[Figure record listings]
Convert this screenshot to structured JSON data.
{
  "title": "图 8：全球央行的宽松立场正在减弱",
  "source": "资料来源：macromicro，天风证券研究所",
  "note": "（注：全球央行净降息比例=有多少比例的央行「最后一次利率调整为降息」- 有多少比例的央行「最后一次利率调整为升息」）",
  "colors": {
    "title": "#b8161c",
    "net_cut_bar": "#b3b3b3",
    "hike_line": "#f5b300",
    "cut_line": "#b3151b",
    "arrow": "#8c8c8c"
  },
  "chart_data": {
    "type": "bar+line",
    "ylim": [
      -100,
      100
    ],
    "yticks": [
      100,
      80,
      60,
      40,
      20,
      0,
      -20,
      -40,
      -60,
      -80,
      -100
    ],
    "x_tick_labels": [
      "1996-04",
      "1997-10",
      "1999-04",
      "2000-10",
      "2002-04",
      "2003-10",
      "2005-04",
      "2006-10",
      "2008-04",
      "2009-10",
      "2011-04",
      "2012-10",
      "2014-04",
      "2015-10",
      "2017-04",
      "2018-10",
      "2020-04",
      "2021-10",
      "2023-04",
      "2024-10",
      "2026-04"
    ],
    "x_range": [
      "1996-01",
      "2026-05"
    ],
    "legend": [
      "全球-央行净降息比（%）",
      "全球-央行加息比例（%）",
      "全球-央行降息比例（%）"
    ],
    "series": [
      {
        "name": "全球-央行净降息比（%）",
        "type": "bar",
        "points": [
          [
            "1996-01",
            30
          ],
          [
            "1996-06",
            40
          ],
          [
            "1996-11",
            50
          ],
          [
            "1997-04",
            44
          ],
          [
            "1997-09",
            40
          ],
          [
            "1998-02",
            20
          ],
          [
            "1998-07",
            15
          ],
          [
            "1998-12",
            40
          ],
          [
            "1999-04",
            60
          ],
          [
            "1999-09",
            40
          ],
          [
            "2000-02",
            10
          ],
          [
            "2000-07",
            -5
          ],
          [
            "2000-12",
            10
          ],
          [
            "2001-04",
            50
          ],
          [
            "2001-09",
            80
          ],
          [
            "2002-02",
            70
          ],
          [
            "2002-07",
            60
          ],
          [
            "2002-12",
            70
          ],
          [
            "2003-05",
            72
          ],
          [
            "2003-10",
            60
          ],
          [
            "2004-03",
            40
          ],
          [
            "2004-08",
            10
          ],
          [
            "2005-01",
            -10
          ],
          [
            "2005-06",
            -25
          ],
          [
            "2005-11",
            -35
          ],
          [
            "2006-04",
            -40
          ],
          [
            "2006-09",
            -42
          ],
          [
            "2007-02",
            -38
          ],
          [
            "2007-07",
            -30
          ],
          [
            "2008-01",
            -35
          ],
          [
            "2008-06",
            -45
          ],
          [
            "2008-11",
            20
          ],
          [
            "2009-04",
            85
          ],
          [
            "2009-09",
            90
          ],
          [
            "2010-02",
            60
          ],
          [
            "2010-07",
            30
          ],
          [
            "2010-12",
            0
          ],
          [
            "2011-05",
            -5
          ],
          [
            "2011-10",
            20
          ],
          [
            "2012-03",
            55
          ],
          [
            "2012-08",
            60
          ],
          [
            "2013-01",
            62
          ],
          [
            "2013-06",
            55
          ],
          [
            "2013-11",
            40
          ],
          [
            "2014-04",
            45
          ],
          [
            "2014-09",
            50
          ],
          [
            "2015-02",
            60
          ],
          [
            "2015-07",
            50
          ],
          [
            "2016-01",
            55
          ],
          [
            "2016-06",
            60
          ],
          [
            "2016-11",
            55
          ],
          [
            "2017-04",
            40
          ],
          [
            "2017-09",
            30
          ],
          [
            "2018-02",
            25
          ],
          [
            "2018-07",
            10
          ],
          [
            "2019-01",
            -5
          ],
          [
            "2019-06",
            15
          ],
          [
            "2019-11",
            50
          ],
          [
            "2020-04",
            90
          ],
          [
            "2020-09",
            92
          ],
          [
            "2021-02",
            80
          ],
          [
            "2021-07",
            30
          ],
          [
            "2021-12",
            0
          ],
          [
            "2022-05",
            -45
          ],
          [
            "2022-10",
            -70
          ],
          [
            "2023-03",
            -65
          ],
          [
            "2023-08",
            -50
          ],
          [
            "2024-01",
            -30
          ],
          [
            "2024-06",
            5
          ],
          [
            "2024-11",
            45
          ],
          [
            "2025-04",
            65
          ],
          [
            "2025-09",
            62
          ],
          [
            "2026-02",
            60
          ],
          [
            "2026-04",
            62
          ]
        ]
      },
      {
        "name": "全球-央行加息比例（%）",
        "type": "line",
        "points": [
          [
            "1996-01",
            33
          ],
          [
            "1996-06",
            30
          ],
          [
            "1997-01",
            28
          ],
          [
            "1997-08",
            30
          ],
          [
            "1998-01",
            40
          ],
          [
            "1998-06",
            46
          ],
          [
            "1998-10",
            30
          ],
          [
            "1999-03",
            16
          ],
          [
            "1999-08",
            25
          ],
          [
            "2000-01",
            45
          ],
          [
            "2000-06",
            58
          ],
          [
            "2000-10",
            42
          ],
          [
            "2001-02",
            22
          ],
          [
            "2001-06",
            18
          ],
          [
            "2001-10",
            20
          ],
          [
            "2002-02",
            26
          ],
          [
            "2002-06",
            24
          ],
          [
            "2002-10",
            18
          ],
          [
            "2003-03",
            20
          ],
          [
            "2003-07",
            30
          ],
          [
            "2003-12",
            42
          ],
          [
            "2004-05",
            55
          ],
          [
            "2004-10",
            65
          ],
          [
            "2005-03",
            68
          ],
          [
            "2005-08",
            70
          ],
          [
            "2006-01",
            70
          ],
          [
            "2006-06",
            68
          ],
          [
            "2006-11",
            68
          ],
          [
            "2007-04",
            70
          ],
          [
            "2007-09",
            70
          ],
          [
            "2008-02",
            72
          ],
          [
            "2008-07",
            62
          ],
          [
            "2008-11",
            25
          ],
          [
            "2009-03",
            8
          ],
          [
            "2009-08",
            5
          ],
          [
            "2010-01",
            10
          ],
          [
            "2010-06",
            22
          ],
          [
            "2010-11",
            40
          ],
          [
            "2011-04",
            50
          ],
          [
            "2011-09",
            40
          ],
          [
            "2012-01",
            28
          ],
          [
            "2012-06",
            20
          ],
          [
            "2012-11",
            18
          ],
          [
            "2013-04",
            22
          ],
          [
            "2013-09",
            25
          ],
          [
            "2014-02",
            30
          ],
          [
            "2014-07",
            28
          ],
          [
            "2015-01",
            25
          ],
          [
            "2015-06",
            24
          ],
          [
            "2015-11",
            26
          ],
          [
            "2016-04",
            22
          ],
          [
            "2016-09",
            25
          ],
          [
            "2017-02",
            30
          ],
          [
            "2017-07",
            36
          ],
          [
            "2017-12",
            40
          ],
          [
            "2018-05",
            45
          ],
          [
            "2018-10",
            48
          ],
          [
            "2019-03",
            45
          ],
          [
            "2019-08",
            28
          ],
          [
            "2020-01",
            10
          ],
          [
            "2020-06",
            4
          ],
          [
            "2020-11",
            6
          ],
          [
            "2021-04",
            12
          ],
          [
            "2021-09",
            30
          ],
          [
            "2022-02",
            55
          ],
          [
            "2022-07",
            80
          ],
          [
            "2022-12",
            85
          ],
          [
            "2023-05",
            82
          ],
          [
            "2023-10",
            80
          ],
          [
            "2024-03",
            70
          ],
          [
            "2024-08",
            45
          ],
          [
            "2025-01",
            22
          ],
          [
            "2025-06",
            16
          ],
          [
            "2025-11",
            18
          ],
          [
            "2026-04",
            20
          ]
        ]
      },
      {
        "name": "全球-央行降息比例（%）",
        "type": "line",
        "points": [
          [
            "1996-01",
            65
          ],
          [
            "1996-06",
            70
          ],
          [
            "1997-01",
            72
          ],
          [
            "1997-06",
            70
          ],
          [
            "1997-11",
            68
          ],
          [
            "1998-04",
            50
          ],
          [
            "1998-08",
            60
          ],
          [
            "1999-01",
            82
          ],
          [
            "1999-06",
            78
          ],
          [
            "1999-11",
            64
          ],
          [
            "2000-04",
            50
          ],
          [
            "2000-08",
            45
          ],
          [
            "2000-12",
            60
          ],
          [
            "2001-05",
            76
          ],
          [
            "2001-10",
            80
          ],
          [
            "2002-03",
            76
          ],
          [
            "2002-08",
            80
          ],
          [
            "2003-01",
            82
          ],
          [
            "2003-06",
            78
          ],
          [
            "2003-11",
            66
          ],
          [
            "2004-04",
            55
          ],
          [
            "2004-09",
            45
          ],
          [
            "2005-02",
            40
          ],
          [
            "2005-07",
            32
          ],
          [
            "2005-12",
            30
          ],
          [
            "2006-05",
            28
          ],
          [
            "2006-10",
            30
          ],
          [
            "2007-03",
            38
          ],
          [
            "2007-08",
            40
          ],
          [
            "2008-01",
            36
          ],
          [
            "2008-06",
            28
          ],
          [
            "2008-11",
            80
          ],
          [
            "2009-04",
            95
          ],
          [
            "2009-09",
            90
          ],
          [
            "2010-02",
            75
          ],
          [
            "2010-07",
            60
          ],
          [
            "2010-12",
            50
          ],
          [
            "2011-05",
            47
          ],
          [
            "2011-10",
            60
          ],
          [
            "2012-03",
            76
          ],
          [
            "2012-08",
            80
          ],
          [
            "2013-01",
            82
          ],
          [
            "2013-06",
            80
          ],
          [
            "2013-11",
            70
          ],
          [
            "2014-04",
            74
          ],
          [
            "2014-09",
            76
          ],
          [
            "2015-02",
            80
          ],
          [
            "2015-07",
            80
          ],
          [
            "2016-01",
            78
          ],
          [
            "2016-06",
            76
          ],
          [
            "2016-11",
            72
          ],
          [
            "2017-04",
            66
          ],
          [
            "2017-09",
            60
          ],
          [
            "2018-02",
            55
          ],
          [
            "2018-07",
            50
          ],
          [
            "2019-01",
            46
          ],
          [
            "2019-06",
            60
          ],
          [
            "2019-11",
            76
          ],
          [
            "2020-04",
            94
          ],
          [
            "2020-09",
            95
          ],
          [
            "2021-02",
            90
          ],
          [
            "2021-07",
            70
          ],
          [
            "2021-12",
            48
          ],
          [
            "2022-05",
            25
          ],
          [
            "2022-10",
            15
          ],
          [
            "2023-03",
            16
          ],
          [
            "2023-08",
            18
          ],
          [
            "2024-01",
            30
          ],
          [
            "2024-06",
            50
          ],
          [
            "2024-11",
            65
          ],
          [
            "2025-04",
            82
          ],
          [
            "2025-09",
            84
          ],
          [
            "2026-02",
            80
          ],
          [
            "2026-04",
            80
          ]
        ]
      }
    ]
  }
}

Set problem:
Collect each line of the entries that has the word "name", copying it in full.

Final result:
        "name": "全球-央行净降息比（%）",
        "name": "全球-央行加息比例（%）",
        "name": "全球-央行降息比例（%）",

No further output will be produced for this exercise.